• **Input for this task**:

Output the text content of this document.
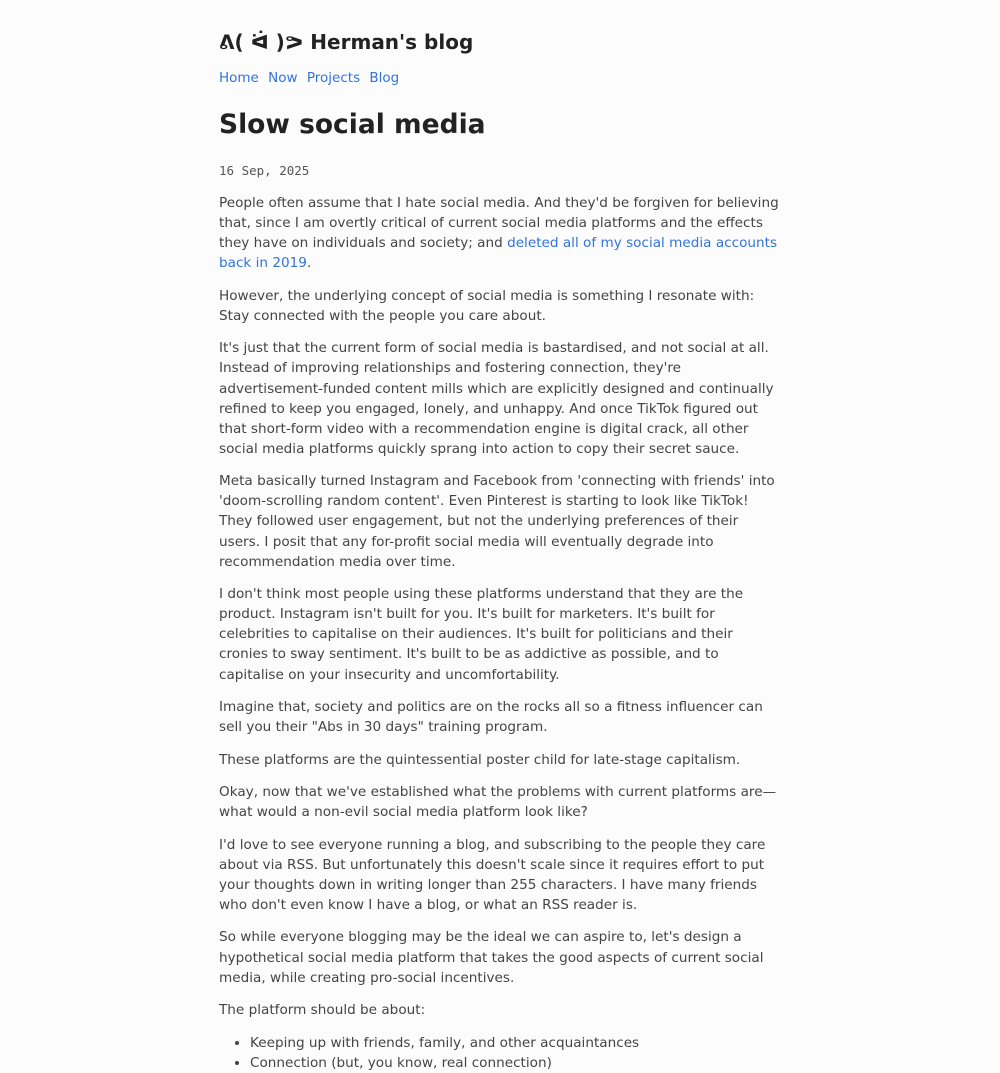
ᕕ( ᐛ )ᕗ Herman's blog
Home Now Projects Blog
Slow social media
16 Sep, 2025

People often assume that I hate social media. And they'd be forgiven for believing that, since I am overtly critical of current social media platforms and the effects they have on individuals and society; and deleted all of my social media accounts back in 2019.

However, the underlying concept of social media is something I resonate with: Stay connected with the people you care about.

It's just that the current form of social media is bastardised, and not social at all. Instead of improving relationships and fostering connection, they're advertisement-funded content mills which are explicitly designed and continually refined to keep you engaged, lonely, and unhappy. And once TikTok figured out that short-form video with a recommendation engine is digital crack, all other social media platforms quickly sprang into action to copy their secret sauce.

Meta basically turned Instagram and Facebook from 'connecting with friends' into 'doom-scrolling random content'. Even Pinterest is starting to look like TikTok! They followed user engagement, but not the underlying preferences of their users. I posit that any for-profit social media will eventually degrade into recommendation media over time.

I don't think most people using these platforms understand that they are the product. Instagram isn't built for you. It's built for marketers. It's built for celebrities to capitalise on their audiences. It's built for politicians and their cronies to sway sentiment. It's built to be as addictive as possible, and to capitalise on your insecurity and uncomfortability.

Imagine that, society and politics are on the rocks all so a fitness influencer can sell you their "Abs in 30 days" training program.

These platforms are the quintessential poster child for late-stage capitalism.

Okay, now that we've established what the problems with current platforms are—what would a non-evil social media platform look like?

I'd love to see everyone running a blog, and subscribing to the people they care about via RSS. But unfortunately this doesn't scale since it requires effort to put your thoughts down in writing longer than 255 characters. I have many friends who don't even know I have a blog, or what an RSS reader is.

So while everyone blogging may be the ideal we can aspire to, let's design a hypothetical social media platform that takes the good aspects of current social media, while creating pro-social incentives.

The platform should be about:

• Keeping up with friends, family, and other acquaintances
• Connection (but, you know, real connection)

• **Problem requirements**:
From the entries above, extract each line containing "know".

• **Completed exercise**:
I'd love to see everyone running a blog, and subscribing to the people they care about via RSS. But unfortunately this doesn't scale since it requires effort to put your thoughts down in writing longer than 255 characters. I have many friends who don't even know I have a blog, or what an RSS reader is.
• Connection (but, you know, real connection)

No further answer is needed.